▶ [Exercise]
Exactly reproduce the lines that follow.

▶ [Supplied data]
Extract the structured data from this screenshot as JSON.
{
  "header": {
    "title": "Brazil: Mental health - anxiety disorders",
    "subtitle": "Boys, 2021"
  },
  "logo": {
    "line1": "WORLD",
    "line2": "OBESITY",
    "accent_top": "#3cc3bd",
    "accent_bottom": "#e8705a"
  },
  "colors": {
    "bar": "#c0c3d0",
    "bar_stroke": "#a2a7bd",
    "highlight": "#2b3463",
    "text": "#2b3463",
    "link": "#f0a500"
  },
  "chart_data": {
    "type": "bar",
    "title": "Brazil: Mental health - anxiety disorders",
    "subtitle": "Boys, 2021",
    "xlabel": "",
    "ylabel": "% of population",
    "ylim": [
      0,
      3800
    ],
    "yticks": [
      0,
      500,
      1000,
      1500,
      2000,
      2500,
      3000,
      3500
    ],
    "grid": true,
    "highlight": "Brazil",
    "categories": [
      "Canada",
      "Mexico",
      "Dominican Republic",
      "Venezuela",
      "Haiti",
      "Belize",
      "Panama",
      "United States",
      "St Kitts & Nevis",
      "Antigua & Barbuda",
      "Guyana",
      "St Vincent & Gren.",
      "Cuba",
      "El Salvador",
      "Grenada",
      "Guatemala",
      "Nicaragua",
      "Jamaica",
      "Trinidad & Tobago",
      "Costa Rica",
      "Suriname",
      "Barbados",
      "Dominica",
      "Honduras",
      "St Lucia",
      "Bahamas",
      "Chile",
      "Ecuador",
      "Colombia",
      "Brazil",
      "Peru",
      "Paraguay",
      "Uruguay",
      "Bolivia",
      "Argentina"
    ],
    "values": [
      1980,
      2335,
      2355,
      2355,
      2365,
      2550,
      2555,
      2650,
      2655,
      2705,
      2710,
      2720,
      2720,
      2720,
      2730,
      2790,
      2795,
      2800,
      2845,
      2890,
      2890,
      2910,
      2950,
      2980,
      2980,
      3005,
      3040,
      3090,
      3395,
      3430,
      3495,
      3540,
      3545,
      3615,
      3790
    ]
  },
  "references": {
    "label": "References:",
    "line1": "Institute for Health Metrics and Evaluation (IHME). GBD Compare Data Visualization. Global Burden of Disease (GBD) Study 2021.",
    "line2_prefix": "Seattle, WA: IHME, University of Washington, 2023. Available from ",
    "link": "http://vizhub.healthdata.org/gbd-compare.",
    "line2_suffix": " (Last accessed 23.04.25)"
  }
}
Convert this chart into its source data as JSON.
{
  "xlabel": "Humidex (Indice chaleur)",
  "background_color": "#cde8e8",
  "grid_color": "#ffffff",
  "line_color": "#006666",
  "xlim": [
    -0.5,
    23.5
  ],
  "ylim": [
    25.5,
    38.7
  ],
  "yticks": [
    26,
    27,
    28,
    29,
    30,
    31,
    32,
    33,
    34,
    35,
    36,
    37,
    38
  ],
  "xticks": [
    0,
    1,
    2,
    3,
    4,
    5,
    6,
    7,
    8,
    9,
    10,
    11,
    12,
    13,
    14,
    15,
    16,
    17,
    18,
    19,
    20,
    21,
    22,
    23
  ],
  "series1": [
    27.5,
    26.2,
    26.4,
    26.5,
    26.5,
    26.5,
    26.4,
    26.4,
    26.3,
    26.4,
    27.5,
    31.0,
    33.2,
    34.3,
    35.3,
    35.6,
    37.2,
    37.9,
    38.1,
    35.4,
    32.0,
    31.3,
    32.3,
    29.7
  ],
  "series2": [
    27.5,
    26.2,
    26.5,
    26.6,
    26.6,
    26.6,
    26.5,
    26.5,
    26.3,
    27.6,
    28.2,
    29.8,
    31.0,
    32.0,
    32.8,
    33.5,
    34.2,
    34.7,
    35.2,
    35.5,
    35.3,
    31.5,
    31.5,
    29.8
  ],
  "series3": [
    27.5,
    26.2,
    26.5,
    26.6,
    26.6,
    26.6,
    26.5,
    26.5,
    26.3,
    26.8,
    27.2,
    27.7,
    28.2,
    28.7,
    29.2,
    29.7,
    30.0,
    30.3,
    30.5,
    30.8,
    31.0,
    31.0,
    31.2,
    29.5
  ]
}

▶ [Solution]
Extract the structured data from this screenshot as JSON.
{
  "header": {
    "title": "Brazil: Mental health - anxiety disorders",
    "subtitle": "Boys, 2021"
  },
  "logo": {
    "line1": "WORLD",
    "line2": "OBESITY",
    "accent_top": "#3cc3bd",
    "accent_bottom": "#e8705a"
  },
  "colors": {
    "bar": "#c0c3d0",
    "bar_stroke": "#a2a7bd",
    "highlight": "#2b3463",
    "text": "#2b3463",
    "link": "#f0a500"
  },
  "chart_data": {
    "type": "bar",
    "title": "Brazil: Mental health - anxiety disorders",
    "subtitle": "Boys, 2021",
    "xlabel": "",
    "ylabel": "% of population",
    "ylim": [
      0,
      3800
    ],
    "yticks": [
      0,
      500,
      1000,
      1500,
      2000,
      2500,
      3000,
      3500
    ],
    "grid": true,
    "highlight": "Brazil",
    "categories": [
      "Canada",
      "Mexico",
      "Dominican Republic",
      "Venezuela",
      "Haiti",
      "Belize",
      "Panama",
      "United States",
      "St Kitts & Nevis",
      "Antigua & Barbuda",
      "Guyana",
      "St Vincent & Gren.",
      "Cuba",
      "El Salvador",
      "Grenada",
      "Guatemala",
      "Nicaragua",
      "Jamaica",
      "Trinidad & Tobago",
      "Costa Rica",
      "Suriname",
      "Barbados",
      "Dominica",
      "Honduras",
      "St Lucia",
      "Bahamas",
      "Chile",
      "Ecuador",
      "Colombia",
      "Brazil",
      "Peru",
      "Paraguay",
      "Uruguay",
      "Bolivia",
      "Argentina"
    ],
    "values": [
      1980,
      2335,
      2355,
      2355,
      2365,
      2550,
      2555,
      2650,
      2655,
      2705,
      2710,
      2720,
      2720,
      2720,
      2730,
      2790,
      2795,
      2800,
      2845,
      2890,
      2890,
      2910,
      2950,
      2980,
      2980,
      3005,
      3040,
      3090,
      3395,
      3430,
      3495,
      3540,
      3545,
      3615,
      3790
    ]
  },
  "references": {
    "label": "References:",
    "line1": "Institute for Health Metrics and Evaluation (IHME). GBD Compare Data Visualization. Global Burden of Disease (GBD) Study 2021.",
    "line2_prefix": "Seattle, WA: IHME, University of Washington, 2023. Available from ",
    "link": "http://vizhub.healthdata.org/gbd-compare.",
    "line2_suffix": " (Last accessed 23.04.25)"
  }
}
Convert this chart into its source data as JSON.
{
  "xlabel": "Humidex (Indice chaleur)",
  "background_color": "#cde8e8",
  "grid_color": "#ffffff",
  "line_color": "#006666",
  "xlim": [
    -0.5,
    23.5
  ],
  "ylim": [
    25.5,
    38.7
  ],
  "yticks": [
    26,
    27,
    28,
    29,
    30,
    31,
    32,
    33,
    34,
    35,
    36,
    37,
    38
  ],
  "xticks": [
    0,
    1,
    2,
    3,
    4,
    5,
    6,
    7,
    8,
    9,
    10,
    11,
    12,
    13,
    14,
    15,
    16,
    17,
    18,
    19,
    20,
    21,
    22,
    23
  ],
  "series1": [
    27.5,
    26.2,
    26.4,
    26.5,
    26.5,
    26.5,
    26.4,
    26.4,
    26.3,
    26.4,
    27.5,
    31.0,
    33.2,
    34.3,
    35.3,
    35.6,
    37.2,
    37.9,
    38.1,
    35.4,
    32.0,
    31.3,
    32.3,
    29.7
  ],
  "series2": [
    27.5,
    26.2,
    26.5,
    26.6,
    26.6,
    26.6,
    26.5,
    26.5,
    26.3,
    27.6,
    28.2,
    29.8,
    31.0,
    32.0,
    32.8,
    33.5,
    34.2,
    34.7,
    35.2,
    35.5,
    35.3,
    31.5,
    31.5,
    29.8
  ],
  "series3": [
    27.5,
    26.2,
    26.5,
    26.6,
    26.6,
    26.6,
    26.5,
    26.5,
    26.3,
    26.8,
    27.2,
    27.7,
    28.2,
    28.7,
    29.2,
    29.7,
    30.0,
    30.3,
    30.5,
    30.8,
    31.0,
    31.0,
    31.2,
    29.5
  ]
}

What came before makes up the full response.